%%
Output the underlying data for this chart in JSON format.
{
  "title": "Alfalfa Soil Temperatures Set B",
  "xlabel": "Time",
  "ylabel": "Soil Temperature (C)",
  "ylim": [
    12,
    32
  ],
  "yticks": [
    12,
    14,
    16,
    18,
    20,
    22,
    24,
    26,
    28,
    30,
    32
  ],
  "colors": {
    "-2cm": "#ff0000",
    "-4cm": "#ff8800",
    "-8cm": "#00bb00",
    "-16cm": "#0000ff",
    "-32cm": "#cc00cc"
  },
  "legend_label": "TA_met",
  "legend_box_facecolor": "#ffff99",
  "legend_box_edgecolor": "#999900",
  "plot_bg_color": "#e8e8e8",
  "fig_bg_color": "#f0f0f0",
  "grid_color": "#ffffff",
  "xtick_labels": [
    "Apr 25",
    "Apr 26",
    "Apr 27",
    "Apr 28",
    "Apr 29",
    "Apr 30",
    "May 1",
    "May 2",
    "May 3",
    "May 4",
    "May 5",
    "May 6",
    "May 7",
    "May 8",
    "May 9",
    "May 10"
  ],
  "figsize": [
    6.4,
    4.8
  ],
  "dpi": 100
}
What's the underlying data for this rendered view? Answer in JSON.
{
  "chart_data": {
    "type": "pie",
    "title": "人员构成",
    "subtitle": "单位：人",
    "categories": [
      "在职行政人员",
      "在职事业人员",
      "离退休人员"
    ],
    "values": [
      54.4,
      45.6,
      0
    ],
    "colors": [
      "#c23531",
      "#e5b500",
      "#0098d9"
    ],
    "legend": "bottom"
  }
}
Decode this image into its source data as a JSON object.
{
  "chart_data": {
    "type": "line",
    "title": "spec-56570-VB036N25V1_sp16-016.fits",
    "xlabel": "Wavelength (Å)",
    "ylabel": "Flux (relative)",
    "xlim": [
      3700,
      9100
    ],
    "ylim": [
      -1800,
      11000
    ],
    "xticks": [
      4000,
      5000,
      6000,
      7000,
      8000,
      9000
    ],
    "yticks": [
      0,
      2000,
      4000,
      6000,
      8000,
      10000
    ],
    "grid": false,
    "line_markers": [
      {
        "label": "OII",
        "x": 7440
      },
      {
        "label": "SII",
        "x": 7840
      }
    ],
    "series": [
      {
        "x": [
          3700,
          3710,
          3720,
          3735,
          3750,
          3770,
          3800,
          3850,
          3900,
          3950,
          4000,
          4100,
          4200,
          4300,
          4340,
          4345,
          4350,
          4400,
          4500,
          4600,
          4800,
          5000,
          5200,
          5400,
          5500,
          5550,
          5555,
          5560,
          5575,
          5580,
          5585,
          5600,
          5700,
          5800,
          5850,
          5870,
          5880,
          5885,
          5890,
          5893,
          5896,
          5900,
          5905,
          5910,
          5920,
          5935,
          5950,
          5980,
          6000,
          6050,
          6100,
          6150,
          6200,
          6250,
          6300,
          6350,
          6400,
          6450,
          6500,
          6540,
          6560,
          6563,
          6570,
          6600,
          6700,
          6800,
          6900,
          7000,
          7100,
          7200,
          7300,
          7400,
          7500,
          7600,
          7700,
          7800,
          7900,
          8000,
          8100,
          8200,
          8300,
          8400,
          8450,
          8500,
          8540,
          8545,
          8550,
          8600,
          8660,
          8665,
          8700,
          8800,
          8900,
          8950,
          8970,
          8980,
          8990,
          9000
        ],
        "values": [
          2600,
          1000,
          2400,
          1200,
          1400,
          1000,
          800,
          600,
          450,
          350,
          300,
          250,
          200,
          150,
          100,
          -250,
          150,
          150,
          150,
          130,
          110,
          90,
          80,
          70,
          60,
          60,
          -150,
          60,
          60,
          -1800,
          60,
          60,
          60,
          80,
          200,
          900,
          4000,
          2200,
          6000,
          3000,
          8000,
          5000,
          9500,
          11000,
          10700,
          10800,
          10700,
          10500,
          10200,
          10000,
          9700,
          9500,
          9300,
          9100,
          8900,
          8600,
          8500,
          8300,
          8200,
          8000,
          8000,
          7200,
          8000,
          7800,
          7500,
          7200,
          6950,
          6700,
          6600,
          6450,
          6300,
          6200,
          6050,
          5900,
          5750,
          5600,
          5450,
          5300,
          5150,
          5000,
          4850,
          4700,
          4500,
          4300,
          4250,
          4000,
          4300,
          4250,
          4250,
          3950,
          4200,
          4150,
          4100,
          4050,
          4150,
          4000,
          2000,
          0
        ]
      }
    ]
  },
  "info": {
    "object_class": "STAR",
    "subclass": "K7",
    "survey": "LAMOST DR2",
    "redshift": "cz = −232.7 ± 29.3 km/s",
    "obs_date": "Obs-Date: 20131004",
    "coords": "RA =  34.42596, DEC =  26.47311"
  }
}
%%
- What is asked -
Identify every line holding the word "this" and copy it out.

- Result of the exercise -
Output the underlying data for this chart in JSON format.
What's the underlying data for this rendered view? Answer in JSON.
Decode this image into its source data as a JSON object.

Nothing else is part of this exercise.